**Task directions:**
Collect every line in the records below that contains the word "name".

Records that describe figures
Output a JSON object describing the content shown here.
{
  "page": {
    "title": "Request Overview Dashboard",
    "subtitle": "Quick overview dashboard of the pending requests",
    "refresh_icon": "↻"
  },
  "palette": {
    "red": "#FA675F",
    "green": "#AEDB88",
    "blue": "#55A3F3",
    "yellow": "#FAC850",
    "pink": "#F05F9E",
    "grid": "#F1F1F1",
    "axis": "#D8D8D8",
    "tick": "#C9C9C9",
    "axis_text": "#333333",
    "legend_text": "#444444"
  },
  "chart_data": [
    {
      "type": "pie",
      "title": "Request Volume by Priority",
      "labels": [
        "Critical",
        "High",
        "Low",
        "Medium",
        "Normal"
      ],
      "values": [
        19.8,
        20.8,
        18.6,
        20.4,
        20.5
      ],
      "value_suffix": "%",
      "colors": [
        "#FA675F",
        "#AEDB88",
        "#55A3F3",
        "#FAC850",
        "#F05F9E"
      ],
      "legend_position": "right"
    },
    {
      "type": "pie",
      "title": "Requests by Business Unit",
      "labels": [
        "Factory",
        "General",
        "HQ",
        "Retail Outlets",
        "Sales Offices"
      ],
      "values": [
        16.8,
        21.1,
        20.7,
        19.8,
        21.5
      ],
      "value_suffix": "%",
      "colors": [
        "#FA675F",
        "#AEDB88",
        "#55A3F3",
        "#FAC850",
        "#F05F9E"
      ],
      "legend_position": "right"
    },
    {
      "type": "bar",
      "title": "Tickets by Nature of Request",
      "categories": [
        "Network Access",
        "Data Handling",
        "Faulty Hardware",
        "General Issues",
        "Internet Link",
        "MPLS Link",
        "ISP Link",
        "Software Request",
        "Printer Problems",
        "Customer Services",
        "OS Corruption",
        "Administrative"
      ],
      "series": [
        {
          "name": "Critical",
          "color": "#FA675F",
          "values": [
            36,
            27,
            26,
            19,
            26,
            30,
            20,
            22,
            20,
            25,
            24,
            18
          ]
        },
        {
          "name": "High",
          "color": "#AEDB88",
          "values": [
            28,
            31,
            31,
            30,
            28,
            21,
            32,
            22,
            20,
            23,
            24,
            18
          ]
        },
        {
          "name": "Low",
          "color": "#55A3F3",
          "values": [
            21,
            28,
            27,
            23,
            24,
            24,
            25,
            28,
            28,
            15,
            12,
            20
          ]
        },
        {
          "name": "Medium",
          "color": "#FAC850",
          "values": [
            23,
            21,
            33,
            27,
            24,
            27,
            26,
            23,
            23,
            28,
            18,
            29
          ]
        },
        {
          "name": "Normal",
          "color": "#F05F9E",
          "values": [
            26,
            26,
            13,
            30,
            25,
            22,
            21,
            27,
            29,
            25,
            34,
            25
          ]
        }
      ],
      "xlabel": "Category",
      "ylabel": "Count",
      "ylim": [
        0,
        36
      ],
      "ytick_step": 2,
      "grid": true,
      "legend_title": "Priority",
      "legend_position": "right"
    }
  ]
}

**Written reply:**
          "name": "Critical",
          "name": "High",
          "name": "Low",
          "name": "Medium",
          "name": "Normal",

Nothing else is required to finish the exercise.